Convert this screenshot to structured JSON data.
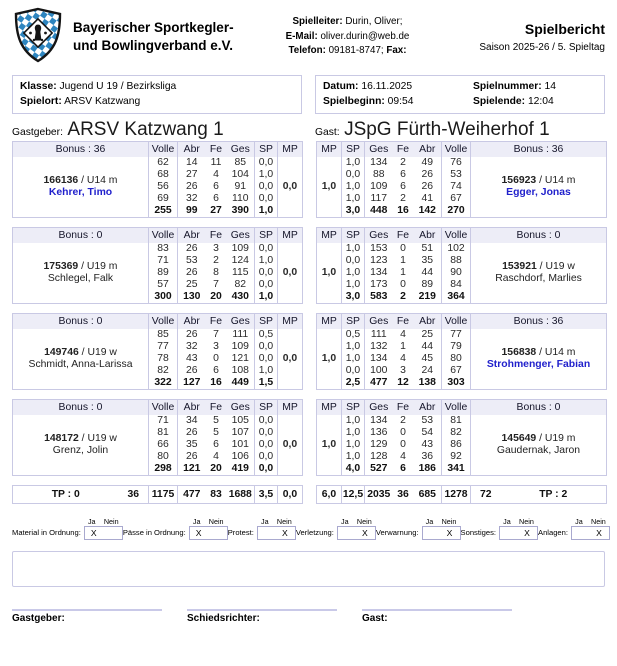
{
  "header": {
    "org_line1": "Bayerischer Sportkegler-",
    "org_line2": "und Bowlingverband e.V.",
    "contact": {
      "spielleiter_label": "Spielleiter:",
      "spielleiter": "Durin, Oliver;",
      "email_label": "E-Mail:",
      "email": "oliver.durin@web.de",
      "telefon_label": "Telefon:",
      "telefon": "09181-8747;",
      "fax_label": "Fax:"
    },
    "title": "Spielbericht",
    "subtitle": "Saison 2025-26 / 5. Spieltag"
  },
  "info": {
    "klasse_label": "Klasse:",
    "klasse": "Jugend U 19 / Bezirksliga",
    "spielort_label": "Spielort:",
    "spielort": "ARSV Katzwang",
    "datum_label": "Datum:",
    "datum": "16.11.2025",
    "spielnummer_label": "Spielnummer:",
    "spielnummer": "14",
    "spielbeginn_label": "Spielbeginn:",
    "spielbeginn": "09:54",
    "spielende_label": "Spielende:",
    "spielende": "12:04"
  },
  "teams": {
    "home_label": "Gastgeber:",
    "home_name": "ARSV Katzwang 1",
    "guest_label": "Gast:",
    "guest_name": "JSpG Fürth-Weiherhof 1"
  },
  "columns": {
    "home": [
      "Volle",
      "Abr",
      "Fe",
      "Ges",
      "SP",
      "MP"
    ],
    "guest": [
      "MP",
      "SP",
      "Ges",
      "Fe",
      "Abr",
      "Volle"
    ]
  },
  "blocks": [
    {
      "home": {
        "bonus": "Bonus : 36",
        "id": "166136",
        "cls": "/ U14 m",
        "name": "Kehrer, Timo",
        "name_blue": true,
        "mp": "0,0",
        "rows": [
          [
            "62",
            "14",
            "11",
            "85",
            "0,0"
          ],
          [
            "68",
            "27",
            "4",
            "104",
            "1,0"
          ],
          [
            "56",
            "26",
            "6",
            "91",
            "0,0"
          ],
          [
            "69",
            "32",
            "6",
            "110",
            "0,0"
          ]
        ],
        "total": [
          "255",
          "99",
          "27",
          "390",
          "1,0"
        ]
      },
      "guest": {
        "bonus": "Bonus : 36",
        "id": "156923",
        "cls": "/ U14 m",
        "name": "Egger, Jonas",
        "name_blue": true,
        "mp": "1,0",
        "rows": [
          [
            "1,0",
            "134",
            "2",
            "49",
            "76"
          ],
          [
            "0,0",
            "88",
            "6",
            "26",
            "53"
          ],
          [
            "1,0",
            "109",
            "6",
            "26",
            "74"
          ],
          [
            "1,0",
            "117",
            "2",
            "41",
            "67"
          ]
        ],
        "total": [
          "3,0",
          "448",
          "16",
          "142",
          "270"
        ]
      }
    },
    {
      "home": {
        "bonus": "Bonus : 0",
        "id": "175369",
        "cls": "/ U19 m",
        "name": "Schlegel, Falk",
        "name_blue": false,
        "mp": "0,0",
        "rows": [
          [
            "83",
            "26",
            "3",
            "109",
            "0,0"
          ],
          [
            "71",
            "53",
            "2",
            "124",
            "1,0"
          ],
          [
            "89",
            "26",
            "8",
            "115",
            "0,0"
          ],
          [
            "57",
            "25",
            "7",
            "82",
            "0,0"
          ]
        ],
        "total": [
          "300",
          "130",
          "20",
          "430",
          "1,0"
        ]
      },
      "guest": {
        "bonus": "Bonus : 0",
        "id": "153921",
        "cls": "/ U19 w",
        "name": "Raschdorf, Marlies",
        "name_blue": false,
        "mp": "1,0",
        "rows": [
          [
            "1,0",
            "153",
            "0",
            "51",
            "102"
          ],
          [
            "0,0",
            "123",
            "1",
            "35",
            "88"
          ],
          [
            "1,0",
            "134",
            "1",
            "44",
            "90"
          ],
          [
            "1,0",
            "173",
            "0",
            "89",
            "84"
          ]
        ],
        "total": [
          "3,0",
          "583",
          "2",
          "219",
          "364"
        ]
      }
    },
    {
      "home": {
        "bonus": "Bonus : 0",
        "id": "149746",
        "cls": "/ U19 w",
        "name": "Schmidt, Anna-Larissa",
        "name_blue": false,
        "mp": "0,0",
        "rows": [
          [
            "85",
            "26",
            "7",
            "111",
            "0,5"
          ],
          [
            "77",
            "32",
            "3",
            "109",
            "0,0"
          ],
          [
            "78",
            "43",
            "0",
            "121",
            "0,0"
          ],
          [
            "82",
            "26",
            "6",
            "108",
            "1,0"
          ]
        ],
        "total": [
          "322",
          "127",
          "16",
          "449",
          "1,5"
        ]
      },
      "guest": {
        "bonus": "Bonus : 36",
        "id": "156838",
        "cls": "/ U14 m",
        "name": "Strohmenger, Fabian",
        "name_blue": true,
        "mp": "1,0",
        "rows": [
          [
            "0,5",
            "111",
            "4",
            "25",
            "77"
          ],
          [
            "1,0",
            "132",
            "1",
            "44",
            "79"
          ],
          [
            "1,0",
            "134",
            "4",
            "45",
            "80"
          ],
          [
            "0,0",
            "100",
            "3",
            "24",
            "67"
          ]
        ],
        "total": [
          "2,5",
          "477",
          "12",
          "138",
          "303"
        ]
      }
    },
    {
      "home": {
        "bonus": "Bonus : 0",
        "id": "148172",
        "cls": "/ U19 w",
        "name": "Grenz, Jolin",
        "name_blue": false,
        "mp": "0,0",
        "rows": [
          [
            "71",
            "34",
            "5",
            "105",
            "0,0"
          ],
          [
            "81",
            "26",
            "5",
            "107",
            "0,0"
          ],
          [
            "66",
            "35",
            "6",
            "101",
            "0,0"
          ],
          [
            "80",
            "26",
            "4",
            "106",
            "0,0"
          ]
        ],
        "total": [
          "298",
          "121",
          "20",
          "419",
          "0,0"
        ]
      },
      "guest": {
        "bonus": "Bonus : 0",
        "id": "145649",
        "cls": "/ U19 m",
        "name": "Gaudernak, Jaron",
        "name_blue": false,
        "mp": "1,0",
        "rows": [
          [
            "1,0",
            "134",
            "2",
            "53",
            "81"
          ],
          [
            "1,0",
            "136",
            "0",
            "54",
            "82"
          ],
          [
            "1,0",
            "129",
            "0",
            "43",
            "86"
          ],
          [
            "1,0",
            "128",
            "4",
            "36",
            "92"
          ]
        ],
        "total": [
          "4,0",
          "527",
          "6",
          "186",
          "341"
        ]
      }
    }
  ],
  "totals": {
    "home": {
      "tp": "TP : 0",
      "bonus": "36",
      "volle": "1175",
      "abr": "477",
      "fe": "83",
      "ges": "1688",
      "sp": "3,5",
      "mp": "0,0"
    },
    "guest": {
      "mp": "6,0",
      "sp": "12,5",
      "ges": "2035",
      "fe": "36",
      "abr": "685",
      "volle": "1278",
      "bonus": "72",
      "tp": "TP : 2"
    }
  },
  "checks": {
    "ja": "Ja",
    "nein": "Nein",
    "mark": "X",
    "items": [
      {
        "label": "Material in Ordnung:",
        "answer": "ja"
      },
      {
        "label": "Pässe in Ordnung:",
        "answer": "ja"
      },
      {
        "label": "Protest:",
        "answer": "nein"
      },
      {
        "label": "Verletzung:",
        "answer": "nein"
      },
      {
        "label": "Verwarnung:",
        "answer": "nein"
      },
      {
        "label": "Sonstiges:",
        "answer": "nein"
      },
      {
        "label": "Anlagen:",
        "answer": "nein"
      }
    ]
  },
  "signatures": {
    "home_label": "Gastgeber:",
    "referee_label": "Schiedsrichter:",
    "guest_label": "Gast:"
  }
}
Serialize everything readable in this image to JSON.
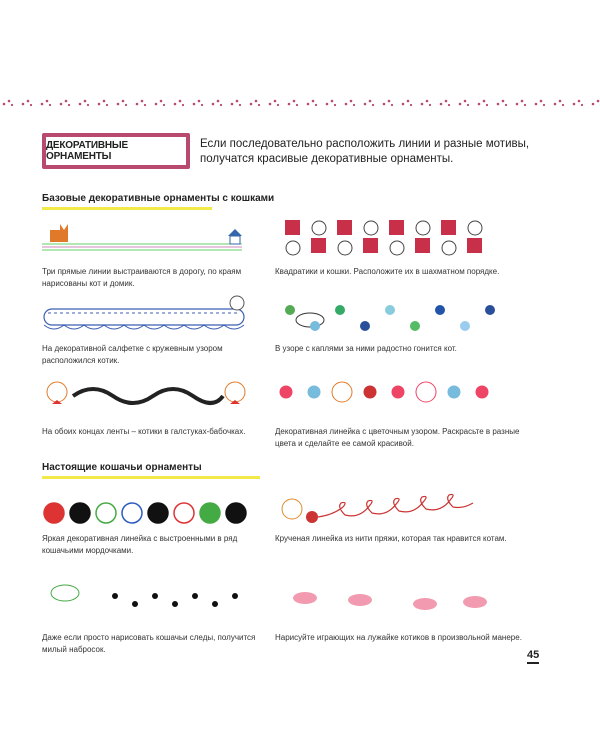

◆ ◆ ◆

* **What the task asks**: Write the records above out again exactly, with no pictures in your copy.

* **Task output**:
Convert this screenshot to structured JSON data.
{
  "header": {
    "org_line1": "Bayerischer Sportkegler-",
    "org_line2": "und Bowlingverband e.V.",
    "contact": {
      "spielleiter_label": "Spielleiter:",
      "spielleiter": "Durin, Oliver;",
      "email_label": "E-Mail:",
      "email": "oliver.durin@web.de",
      "telefon_label": "Telefon:",
      "telefon": "09181-8747;",
      "fax_label": "Fax:"
    },
    "title": "Spielbericht",
    "subtitle": "Saison 2025-26 / 5. Spieltag"
  },
  "info": {
    "klasse_label": "Klasse:",
    "klasse": "Jugend U 19 / Bezirksliga",
    "spielort_label": "Spielort:",
    "spielort": "ARSV Katzwang",
    "datum_label": "Datum:",
    "datum": "16.11.2025",
    "spielnummer_label": "Spielnummer:",
    "spielnummer": "14",
    "spielbeginn_label": "Spielbeginn:",
    "spielbeginn": "09:54",
    "spielende_label": "Spielende:",
    "spielende": "12:04"
  },
  "teams": {
    "home_label": "Gastgeber:",
    "home_name": "ARSV Katzwang 1",
    "guest_label": "Gast:",
    "guest_name": "JSpG Fürth-Weiherhof 1"
  },
  "columns": {
    "home": [
      "Volle",
      "Abr",
      "Fe",
      "Ges",
      "SP",
      "MP"
    ],
    "guest": [
      "MP",
      "SP",
      "Ges",
      "Fe",
      "Abr",
      "Volle"
    ]
  },
  "blocks": [
    {
      "home": {
        "bonus": "Bonus : 36",
        "id": "166136",
        "cls": "/ U14 m",
        "name": "Kehrer, Timo",
        "name_blue": true,
        "mp": "0,0",
        "rows": [
          [
            "62",
            "14",
            "11",
            "85",
            "0,0"
          ],
          [
            "68",
            "27",
            "4",
            "104",
            "1,0"
          ],
          [
            "56",
            "26",
            "6",
            "91",
            "0,0"
          ],
          [
            "69",
            "32",
            "6",
            "110",
            "0,0"
          ]
        ],
        "total": [
          "255",
          "99",
          "27",
          "390",
          "1,0"
        ]
      },
      "guest": {
        "bonus": "Bonus : 36",
        "id": "156923",
        "cls": "/ U14 m",
        "name": "Egger, Jonas",
        "name_blue": true,
        "mp": "1,0",
        "rows": [
          [
            "1,0",
            "134",
            "2",
            "49",
            "76"
          ],
          [
            "0,0",
            "88",
            "6",
            "26",
            "53"
          ],
          [
            "1,0",
            "109",
            "6",
            "26",
            "74"
          ],
          [
            "1,0",
            "117",
            "2",
            "41",
            "67"
          ]
        ],
        "total": [
          "3,0",
          "448",
          "16",
          "142",
          "270"
        ]
      }
    },
    {
      "home": {
        "bonus": "Bonus : 0",
        "id": "175369",
        "cls": "/ U19 m",
        "name": "Schlegel, Falk",
        "name_blue": false,
        "mp": "0,0",
        "rows": [
          [
            "83",
            "26",
            "3",
            "109",
            "0,0"
          ],
          [
            "71",
            "53",
            "2",
            "124",
            "1,0"
          ],
          [
            "89",
            "26",
            "8",
            "115",
            "0,0"
          ],
          [
            "57",
            "25",
            "7",
            "82",
            "0,0"
          ]
        ],
        "total": [
          "300",
          "130",
          "20",
          "430",
          "1,0"
        ]
      },
      "guest": {
        "bonus": "Bonus : 0",
        "id": "153921",
        "cls": "/ U19 w",
        "name": "Raschdorf, Marlies",
        "name_blue": false,
        "mp": "1,0",
        "rows": [
          [
            "1,0",
            "153",
            "0",
            "51",
            "102"
          ],
          [
            "0,0",
            "123",
            "1",
            "35",
            "88"
          ],
          [
            "1,0",
            "134",
            "1",
            "44",
            "90"
          ],
          [
            "1,0",
            "173",
            "0",
            "89",
            "84"
          ]
        ],
        "total": [
          "3,0",
          "583",
          "2",
          "219",
          "364"
        ]
      }
    },
    {
      "home": {
        "bonus": "Bonus : 0",
        "id": "149746",
        "cls": "/ U19 w",
        "name": "Schmidt, Anna-Larissa",
        "name_blue": false,
        "mp": "0,0",
        "rows": [
          [
            "85",
            "26",
            "7",
            "111",
            "0,5"
          ],
          [
            "77",
            "32",
            "3",
            "109",
            "0,0"
          ],
          [
            "78",
            "43",
            "0",
            "121",
            "0,0"
          ],
          [
            "82",
            "26",
            "6",
            "108",
            "1,0"
          ]
        ],
        "total": [
          "322",
          "127",
          "16",
          "449",
          "1,5"
        ]
      },
      "guest": {
        "bonus": "Bonus : 36",
        "id": "156838",
        "cls": "/ U14 m",
        "name": "Strohmenger, Fabian",
        "name_blue": true,
        "mp": "1,0",
        "rows": [
          [
            "0,5",
            "111",
            "4",
            "25",
            "77"
          ],
          [
            "1,0",
            "132",
            "1",
            "44",
            "79"
          ],
          [
            "1,0",
            "134",
            "4",
            "45",
            "80"
          ],
          [
            "0,0",
            "100",
            "3",
            "24",
            "67"
          ]
        ],
        "total": [
          "2,5",
          "477",
          "12",
          "138",
          "303"
        ]
      }
    },
    {
      "home": {
        "bonus": "Bonus : 0",
        "id": "148172",
        "cls": "/ U19 w",
        "name": "Grenz, Jolin",
        "name_blue": false,
        "mp": "0,0",
        "rows": [
          [
            "71",
            "34",
            "5",
            "105",
            "0,0"
          ],
          [
            "81",
            "26",
            "5",
            "107",
            "0,0"
          ],
          [
            "66",
            "35",
            "6",
            "101",
            "0,0"
          ],
          [
            "80",
            "26",
            "4",
            "106",
            "0,0"
          ]
        ],
        "total": [
          "298",
          "121",
          "20",
          "419",
          "0,0"
        ]
      },
      "guest": {
        "bonus": "Bonus : 0",
        "id": "145649",
        "cls": "/ U19 m",
        "name": "Gaudernak, Jaron",
        "name_blue": false,
        "mp": "1,0",
        "rows": [
          [
            "1,0",
            "134",
            "2",
            "53",
            "81"
          ],
          [
            "1,0",
            "136",
            "0",
            "54",
            "82"
          ],
          [
            "1,0",
            "129",
            "0",
            "43",
            "86"
          ],
          [
            "1,0",
            "128",
            "4",
            "36",
            "92"
          ]
        ],
        "total": [
          "4,0",
          "527",
          "6",
          "186",
          "341"
        ]
      }
    }
  ],
  "totals": {
    "home": {
      "tp": "TP : 0",
      "bonus": "36",
      "volle": "1175",
      "abr": "477",
      "fe": "83",
      "ges": "1688",
      "sp": "3,5",
      "mp": "0,0"
    },
    "guest": {
      "mp": "6,0",
      "sp": "12,5",
      "ges": "2035",
      "fe": "36",
      "abr": "685",
      "volle": "1278",
      "bonus": "72",
      "tp": "TP : 2"
    }
  },
  "checks": {
    "ja": "Ja",
    "nein": "Nein",
    "mark": "X",
    "items": [
      {
        "label": "Material in Ordnung:",
        "answer": "ja"
      },
      {
        "label": "Pässe in Ordnung:",
        "answer": "ja"
      },
      {
        "label": "Protest:",
        "answer": "nein"
      },
      {
        "label": "Verletzung:",
        "answer": "nein"
      },
      {
        "label": "Verwarnung:",
        "answer": "nein"
      },
      {
        "label": "Sonstiges:",
        "answer": "nein"
      },
      {
        "label": "Anlagen:",
        "answer": "nein"
      }
    ]
  },
  "signatures": {
    "home_label": "Gastgeber:",
    "referee_label": "Schiedsrichter:",
    "guest_label": "Gast:"
  }
}
Serialize everything readable in this image to JSON.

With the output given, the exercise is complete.